(Stored items)

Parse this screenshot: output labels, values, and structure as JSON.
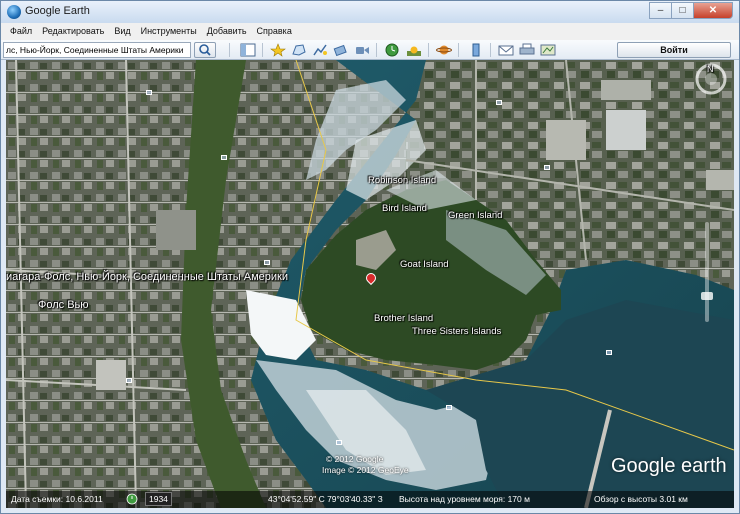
{
  "window": {
    "title": "Google Earth"
  },
  "menu": [
    "Файл",
    "Редактировать",
    "Вид",
    "Инструменты",
    "Добавить",
    "Справка"
  ],
  "search": {
    "value": "лс, Нью-Йорк, Соединенные Штаты Америки"
  },
  "toolbar": {
    "login_label": "Войти",
    "icons": [
      "sidebar-toggle-icon",
      "placemark-icon",
      "polygon-icon",
      "path-icon",
      "image-overlay-icon",
      "record-tour-icon",
      "historical-imagery-icon",
      "sun-icon",
      "planets-icon",
      "ruler-icon",
      "email-icon",
      "print-icon",
      "view-in-maps-icon"
    ]
  },
  "map": {
    "labels": {
      "robinson": "Robinson Island",
      "bird": "Bird Island",
      "green": "Green Island",
      "goat": "Goat Island",
      "brother": "Brother Island",
      "three_sisters": "Three Sisters Islands",
      "falls_view": "Фолс Вью",
      "search_result": "иагара-Фолс, Нью-Йорк, Соединенные Штаты Америки"
    },
    "copyright_line1": "© 2012 Google",
    "copyright_line2": "Image © 2012 GeoEye",
    "logo": "Google earth",
    "compass_north": "N"
  },
  "status": {
    "capture_date": "Дата съемки: 10.6.2011",
    "historical_year": "1934",
    "coords": "43°04'52.59\" С  79°03'40.33\" З",
    "altitude": "Высота над уровнем моря:   170 м",
    "eye_alt": "Обзор с высоты     3.01 км"
  }
}
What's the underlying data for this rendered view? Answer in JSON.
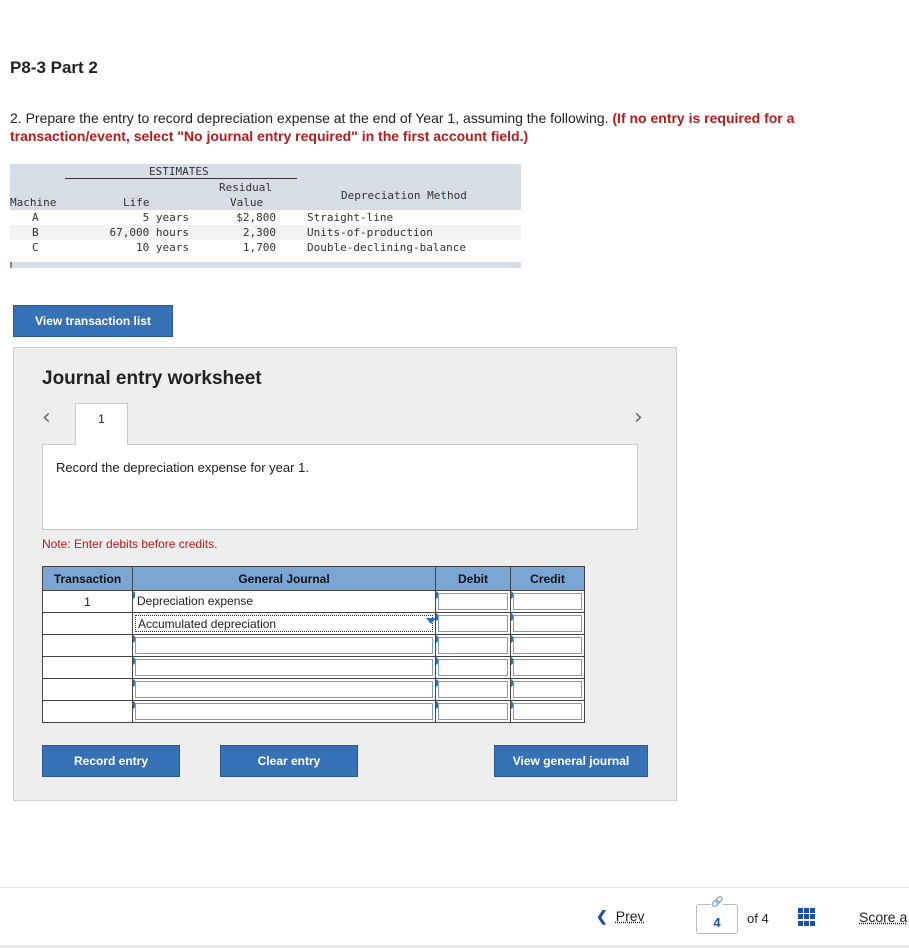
{
  "page": {
    "title": "P8-3 Part 2",
    "instruction_main": "2. Prepare the entry to record depreciation expense at the end of Year 1, assuming the following.",
    "instruction_required": "(If no entry is required for a transaction/event, select \"No journal entry required\" in the first account field.)"
  },
  "estimates": {
    "group_header": "ESTIMATES",
    "col_machine": "Machine",
    "col_life": "Life",
    "col_residual_1": "Residual",
    "col_residual_2": "Value",
    "col_method": "Depreciation Method",
    "rows": [
      {
        "machine": "A",
        "life": "5 years",
        "residual": "$2,800",
        "method": "Straight-line"
      },
      {
        "machine": "B",
        "life": "67,000 hours",
        "residual": "2,300",
        "method": "Units-of-production"
      },
      {
        "machine": "C",
        "life": "10 years",
        "residual": "1,700",
        "method": "Double-declining-balance"
      }
    ]
  },
  "buttons": {
    "view_transaction_list": "View transaction list",
    "record_entry": "Record entry",
    "clear_entry": "Clear entry",
    "view_general_journal": "View general journal"
  },
  "worksheet": {
    "title": "Journal entry worksheet",
    "tab_label": "1",
    "task_text": "Record the depreciation expense for year 1.",
    "note": "Note: Enter debits before credits."
  },
  "journal": {
    "headers": [
      "Transaction",
      "General Journal",
      "Debit",
      "Credit"
    ],
    "rows": [
      {
        "transaction": "1",
        "account": "Depreciation expense",
        "debit": "",
        "credit": ""
      },
      {
        "transaction": "",
        "account": "Accumulated depreciation",
        "debit": "",
        "credit": ""
      },
      {
        "transaction": "",
        "account": "",
        "debit": "",
        "credit": ""
      },
      {
        "transaction": "",
        "account": "",
        "debit": "",
        "credit": ""
      },
      {
        "transaction": "",
        "account": "",
        "debit": "",
        "credit": ""
      },
      {
        "transaction": "",
        "account": "",
        "debit": "",
        "credit": ""
      }
    ]
  },
  "footer": {
    "prev": "Prev",
    "page": "4",
    "of_text": "of 4",
    "score": "Score a"
  },
  "colors": {
    "button_blue": "#3670b5",
    "header_blue": "#7aa6d6",
    "required_red": "#b71c1c"
  }
}
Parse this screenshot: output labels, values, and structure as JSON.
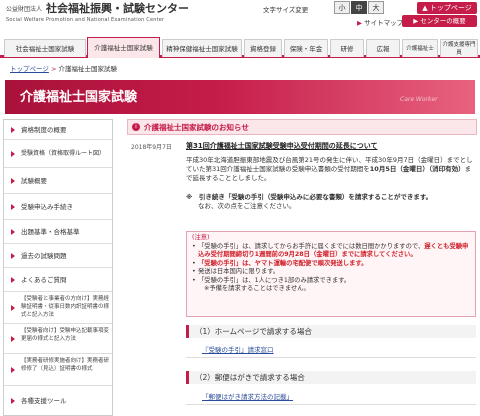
{
  "header": {
    "org_type": "公益財団法人",
    "org_name": "社会福祉振興・試験センター",
    "org_en": "Social Welfare Promotion and National Examination Center",
    "font_size_label": "文字サイズ変更",
    "font_sizes": [
      "小",
      "中",
      "大"
    ],
    "top_page_button": "▲ トップページ",
    "sitemap": "サイトマップ",
    "sitemap_arrow": "▶",
    "center_search_button": "▶ センターの概要"
  },
  "nav": {
    "tabs": [
      {
        "label": "社会福祉士国家試験"
      },
      {
        "label": "介護福祉士国家試験"
      },
      {
        "label": "精神保健福祉士国家試験"
      },
      {
        "label": "資格登録"
      },
      {
        "label": "保険・年金"
      },
      {
        "label": "研修"
      },
      {
        "label": "広報"
      },
      {
        "label": "介護福祉士"
      },
      {
        "label": "介護支援専門員"
      }
    ]
  },
  "breadcrumb": {
    "home": "トップページ",
    "sep": ">",
    "current": "介護福祉士国家試験"
  },
  "banner": {
    "title": "介護福祉士国家試験",
    "subtitle": "Care Worker"
  },
  "sidebar": {
    "items": [
      {
        "label": "資格制度の概要"
      },
      {
        "label": "受験資格（資格取得ルート図）"
      },
      {
        "label": "試験概要"
      },
      {
        "label": "受験申込み手続き"
      },
      {
        "label": "出題基準・合格基準"
      },
      {
        "label": "過去の試験問題"
      },
      {
        "label": "よくあるご質問"
      },
      {
        "label": "【受験者と事業者の方向け】実務経験証明書・従事日数内訳証明書の様式と記入方法"
      },
      {
        "label": "【受験者向け】受験申込記載事項変更届の様式と記入方法"
      },
      {
        "label": "【実務者研修実施者向け】実務者研修修了（見込）証明書の様式"
      },
      {
        "label": "各種支援ツール"
      }
    ]
  },
  "main": {
    "section_title": "介護福祉士国家試験のお知らせ",
    "date": "2018年9月7日",
    "notice_title": "第31回介護福祉士国家試験受験申込受付期間の延長について",
    "para1_a": "平成30年北海道胆振東部地震及び台風第21号の発生に伴い、平成30年9月7日（金曜日）までとしていた第31回介護福祉士国家試験の受験申込書類の受付期間を",
    "para1_bold": "10月5日（金曜日）（消印有効）",
    "para1_b": "まで延長することとしました。",
    "para2_a": "※　引き続き「受験の手引（受験申込みに必要な書類）を請求することができます。",
    "para2_b": "なお、次の点をご注意ください。",
    "notes_title": "(注意)",
    "note1_a": "「受験の手引」は、請求してからお手許に届くまでには数日間かかりますので、",
    "note1_red": "遅くとも受験申込み受付期間締切り1週間前の9月28日（金曜日）までに請求してください。",
    "note2_red": "「受験の手引」は、ヤマト運輸の宅配便で順次発送します。",
    "note3": "発送は日本国内に限ります。",
    "note4": "「受験の手引」は、1人につき1部のみ請求できます。",
    "note5": "※予備を請求することはできません。",
    "sec1": "（1）ホームページで請求する場合",
    "sec1_link": "『受験の手引』請求窓口",
    "sec2": "（2）郵便はがきで請求する場合",
    "sec2_link": "「郵便はがき請求方法の記載」"
  },
  "colors": {
    "accent": "#c51c4a",
    "link": "#2a4d9b",
    "warning": "#d0202a"
  },
  "icons": {
    "section_icon": "info-circle-icon",
    "arrow": "triangle-right-icon"
  }
}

_TASK STATEMENT_
Find every line in the records that contains the word "Йорк"; copy those lines.

_FINAL RESULT_
    "value": "лс, Нью-Йорк, Соединенные Штаты Америки"
      "search_result": "иагара-Фолс, Нью-Йорк, Соединенные Штаты Америки"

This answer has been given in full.